**Given problem:**
Give back the entire listing verbatim.

Recorded data:

━━━━━━━━━━━━━━━━

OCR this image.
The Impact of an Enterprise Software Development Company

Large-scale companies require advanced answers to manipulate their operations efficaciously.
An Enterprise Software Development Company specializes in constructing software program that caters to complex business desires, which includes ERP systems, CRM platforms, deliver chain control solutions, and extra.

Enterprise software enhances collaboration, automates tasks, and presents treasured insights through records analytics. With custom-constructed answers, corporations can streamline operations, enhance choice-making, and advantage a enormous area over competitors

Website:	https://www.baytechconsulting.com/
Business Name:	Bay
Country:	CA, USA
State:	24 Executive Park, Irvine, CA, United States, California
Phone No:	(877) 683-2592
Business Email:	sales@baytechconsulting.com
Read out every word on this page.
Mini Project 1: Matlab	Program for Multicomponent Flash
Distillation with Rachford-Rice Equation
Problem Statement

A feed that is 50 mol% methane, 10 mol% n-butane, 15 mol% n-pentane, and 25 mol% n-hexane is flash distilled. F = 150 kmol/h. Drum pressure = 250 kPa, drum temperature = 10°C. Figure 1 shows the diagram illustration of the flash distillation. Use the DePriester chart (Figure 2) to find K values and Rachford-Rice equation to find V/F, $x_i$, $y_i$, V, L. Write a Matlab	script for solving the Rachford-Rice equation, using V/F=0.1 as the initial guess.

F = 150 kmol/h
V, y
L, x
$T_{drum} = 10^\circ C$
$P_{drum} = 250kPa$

━━━━━━━━━━━━━━━━

**Task output:**
OCR this image.
The Impact of an Enterprise Software Development Company

Large-scale companies require advanced answers to manipulate their operations efficaciously.
An Enterprise Software Development Company specializes in constructing software program that caters to complex business desires, which includes ERP systems, CRM platforms, deliver chain control solutions, and extra.

Enterprise software enhances collaboration, automates tasks, and presents treasured insights through records analytics. With custom-constructed answers, corporations can streamline operations, enhance choice-making, and advantage a enormous area over competitors

Website:	https://www.baytechconsulting.com/
Business Name:	Bay
Country:	CA, USA
State:	24 Executive Park, Irvine, CA, United States, California
Phone No:	(877) 683-2592
Business Email:	sales@baytechconsulting.com
Read out every word on this page.
Mini Project 1: Matlab	Program for Multicomponent Flash
Distillation with Rachford-Rice Equation
Problem Statement

A feed that is 50 mol% methane, 10 mol% n-butane, 15 mol% n-pentane, and 25 mol% n-hexane is flash distilled. F = 150 kmol/h. Drum pressure = 250 kPa, drum temperature = 10°C. Figure 1 shows the diagram illustration of the flash distillation. Use the DePriester chart (Figure 2) to find K values and Rachford-Rice equation to find V/F, $x_i$, $y_i$, V, L. Write a Matlab	script for solving the Rachford-Rice equation, using V/F=0.1 as the initial guess.

F = 150 kmol/h
V, y
L, x
$T_{drum} = 10^\circ C$
$P_{drum} = 250kPa$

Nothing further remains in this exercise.